(Requirements):
Each line containing the word "seiner" must be reported.

Recorded data
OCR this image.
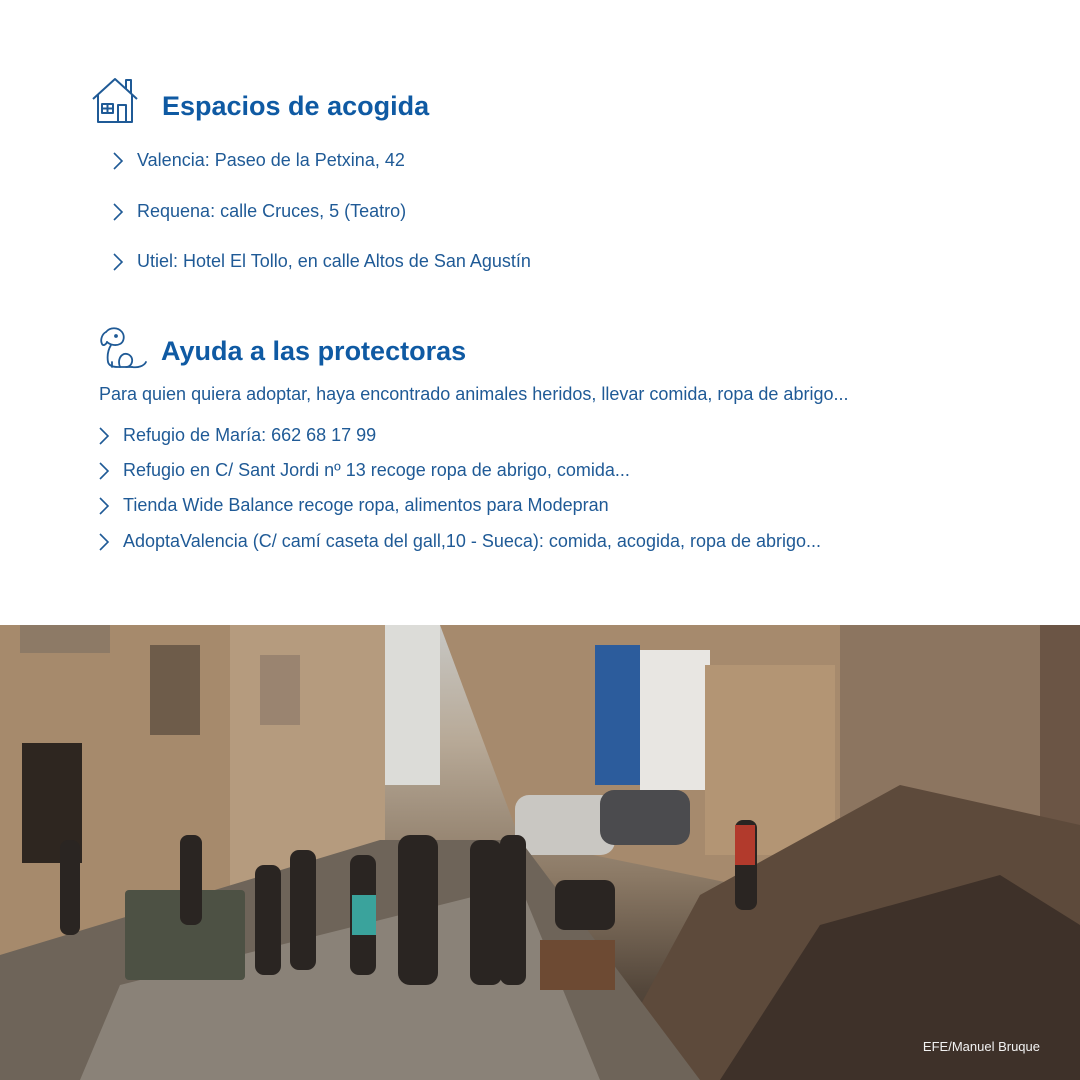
Espacios de acogida
Valencia: Paseo de la Petxina, 42
Requena: calle Cruces, 5 (Teatro)
Utiel: Hotel El Tollo, en calle Altos de San Agustín
Ayuda a las protectoras

Para quien quiera adoptar, haya encontrado animales heridos, llevar comida, ropa de abrigo...

Refugio de María: 662 68 17 99
Refugio en C/ Sant Jordi nº 13 recoge ropa de abrigo, comida...
Tienda Wide Balance recoge ropa, alimentos para Modepran
AdoptaValencia (C/ camí caseta del gall,10 - Sueca): comida, acogida, ropa de abrigo...

EFE/Manuel Bruque
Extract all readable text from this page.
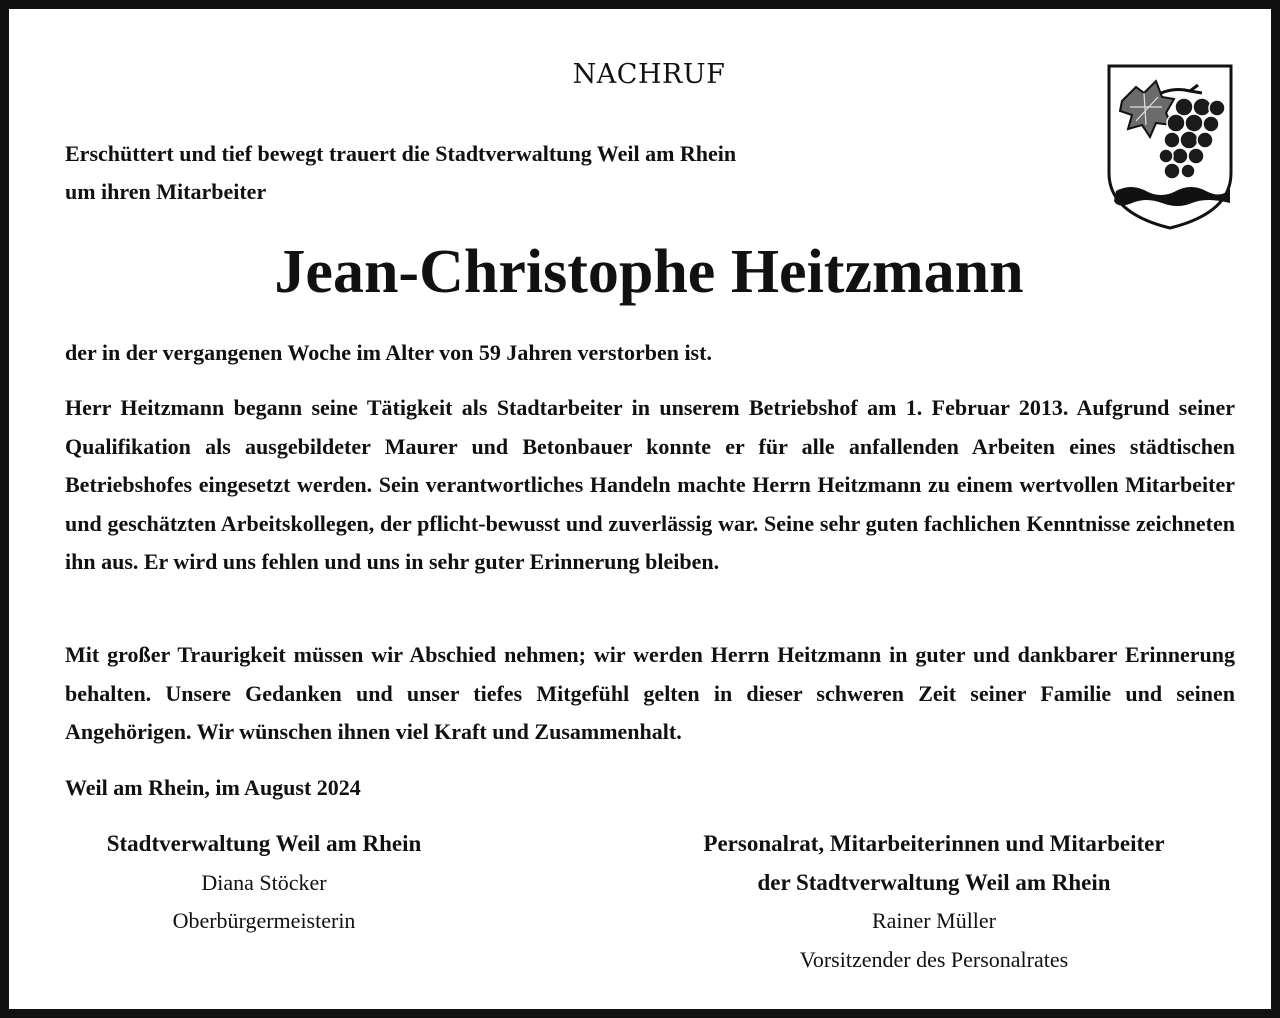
NACHRUF
Erschüttert und tief bewegt trauert die Stadtverwaltung Weil am Rhein
um ihren Mitarbeiter
Jean-Christophe Heitzmann

der in der vergangenen Woche im Alter von 59 Jahren verstorben ist.

Herr Heitzmann begann seine Tätigkeit als Stadtarbeiter in unserem Betriebshof am 1. Februar 2013. Aufgrund seiner Qualifikation als ausgebildeter Maurer und Betonbauer konnte er für alle anfallenden Arbeiten eines städtischen Betriebshofes eingesetzt werden. Sein verantwortliches Handeln machte Herrn Heitzmann zu einem wertvollen Mitarbeiter und geschätzten Arbeitskollegen, der pflicht-bewusst und zuverlässig war. Seine sehr guten fachlichen Kenntnisse zeichneten ihn aus. Er wird uns fehlen und uns in sehr guter Erinnerung bleiben.

Mit großer Traurigkeit müssen wir Abschied nehmen; wir werden Herrn Heitzmann in guter und dankbarer Erinnerung behalten. Unsere Gedanken und unser tiefes Mitgefühl gelten in dieser schweren Zeit seiner Familie und seinen Angehörigen. Wir wünschen ihnen viel Kraft und Zusammenhalt.

Weil am Rhein, im August 2024

Stadtverwaltung Weil am Rhein
Diana Stöcker
Oberbürgermeisterin
Personalrat, Mitarbeiterinnen und Mitarbeiter
der Stadtverwaltung Weil am Rhein
Rainer Müller
Vorsitzender des Personalrates
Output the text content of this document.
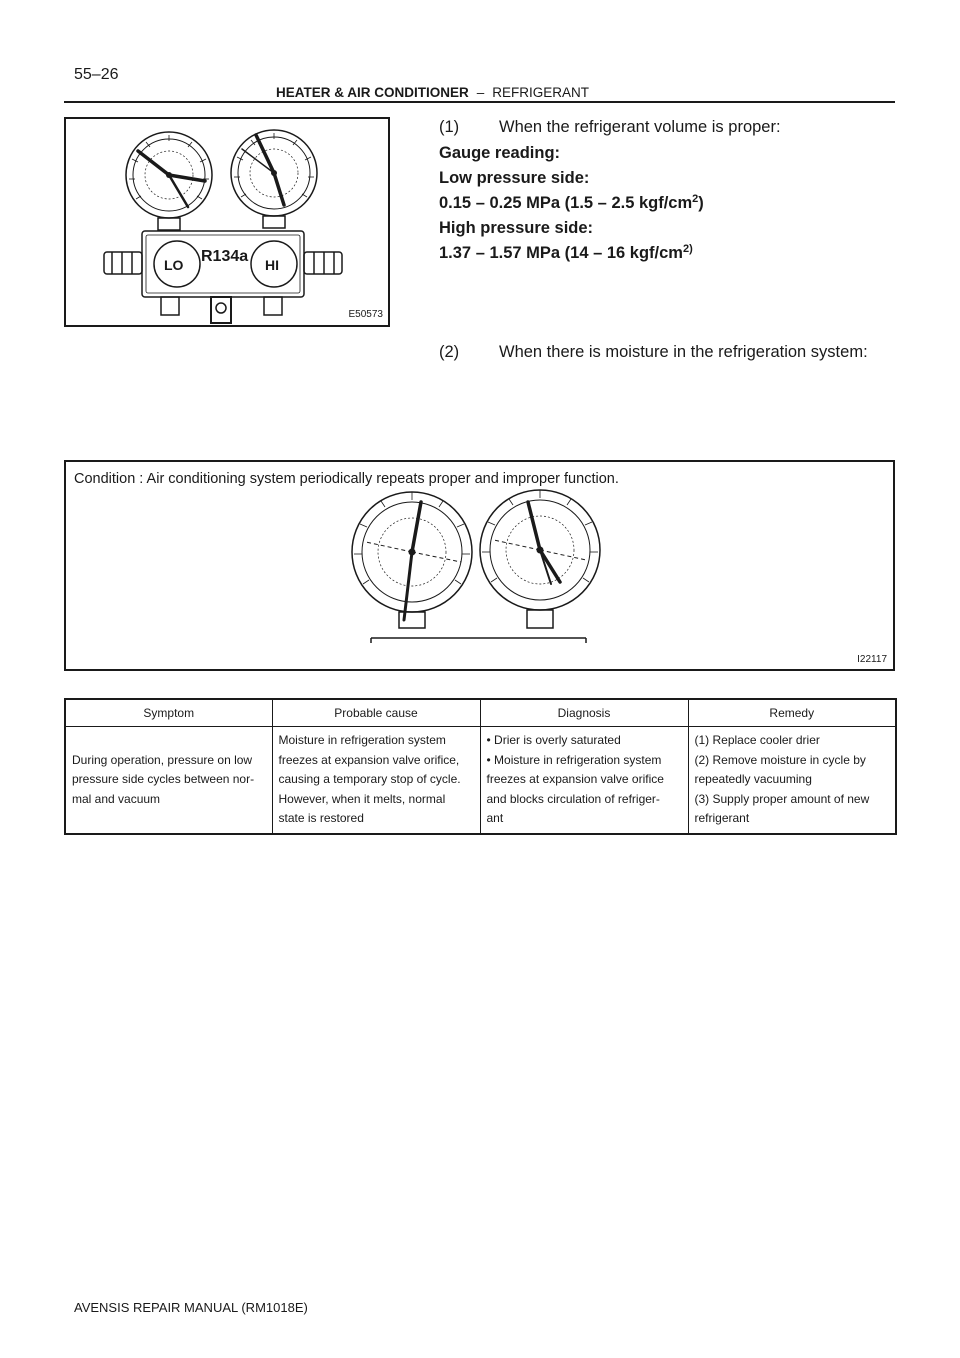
55–26
HEATER & AIR CONDITIONER – REFRIGERANT
LO R134a HI
E50573
(1) When the refrigerant volume is proper:
Gauge reading:
Low pressure side:
0.15 – 0.25 MPa (1.5 – 2.5 kgf/$cm^2$)
High pressure side:
1.37 – 1.57 MPa (14 – 16 kgf/$cm^{2)}$
(2) When there is moisture in the refrigeration system:
Condition : Air conditioning system periodically repeats proper and improper function.
I22117
Symptom	Probable cause	Diagnosis	Remedy

During operation, pressure on low
pressure side cycles between nor-
mal and vacuum	Moisture in refrigeration system
freezes at expansion valve orifice,
causing a temporary stop of cycle.
However, when it melts, normal
state is restored	• Drier is overly saturated
• Moisture in refrigeration system
freezes at expansion valve orifice
and blocks circulation of refriger-
ant	(1) Replace cooler drier
(2) Remove moisture in cycle by
repeatedly vacuuming
(3) Supply proper amount of new
refrigerant
AVENSIS REPAIR MANUAL (RM1018E)
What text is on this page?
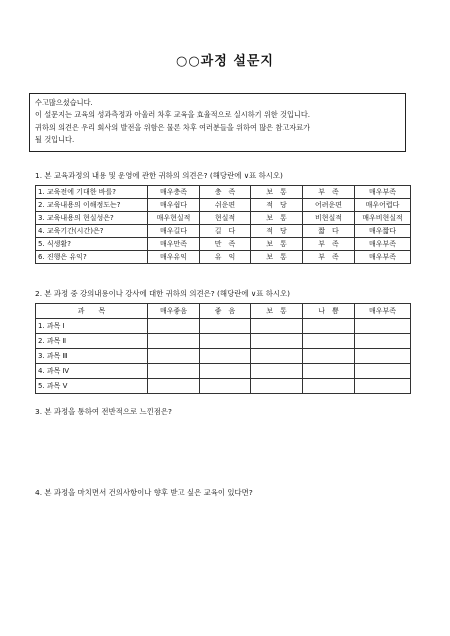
○○과정 설문지

수고많으셨습니다.

이 설문지는 교육의 성과측정과 아울러 차후 교육을 효율적으로 실시하기 위한 것입니다.

귀하의 의견은 우리 회사의 발전을 위함은 물론 차후 여러분들을 위하여 많은 참고자료가

될 것입니다.

1. 본 교육과정의 내용 및 운영에 관한 귀하의 의견은? (해당란에 ∨표 하시오)
1. 교육전에 기대한 바를?	매우충족	충　족	보　통	부　족	매우부족
2. 교육내용의 이해정도는?	매우쉽다	쉬운편	적　당	어려운편	매우어렵다
3. 교육내용의 현실성은?	매우현실적	현실적	보　통	비현실적	매우비현실적
4. 교육기간(시간)은?	매우길다	길　다	적　당	짧　다	매우짧다
5. 식생활?	매우만족	만　족	보　통	부　족	매우부족
6. 진행은 유익?	매우유익	유　익	보　통	부　족	매우부족
2. 본 과정 중 강의내용이나 강사에 대한 귀하의 의견은? (해당란에 ∨표 하시오)
과　　목	매우좋음	좋　음	보　통	나　쁨	매우부족
1. 과목 Ⅰ					
2. 과목 Ⅱ					
3. 과목 Ⅲ					
4. 과목 Ⅳ					
5. 과목 Ⅴ					
3. 본 과정을 통하여 전반적으로 느낀점은?
4. 본 과정을 마치면서 건의사항이나 향후 받고 싶은 교육이 있다면?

(Written response):
Herr Heitzmann begann seine Tätigkeit als Stadtarbeiter in unserem Betriebshof am 1. Februar 2013. Aufgrund seiner Qualifikation als ausgebildeter Maurer und Betonbauer konnte er für alle anfallenden Arbeiten eines städtischen Betriebshofes eingesetzt werden. Sein verantwortliches Handeln machte Herrn Heitzmann zu einem wertvollen Mitarbeiter und geschätzten Arbeitskollegen, der pflicht-bewusst und zuverlässig war. Seine sehr guten fachlichen Kenntnisse zeichneten ihn aus. Er wird uns fehlen und uns in sehr guter Erinnerung bleiben.
Mit großer Traurigkeit müssen wir Abschied nehmen; wir werden Herrn Heitzmann in guter und dankbarer Erinnerung behalten. Unsere Gedanken und unser tiefes Mitgefühl gelten in dieser schweren Zeit seiner Familie und seinen Angehörigen. Wir wünschen ihnen viel Kraft und Zusammenhalt.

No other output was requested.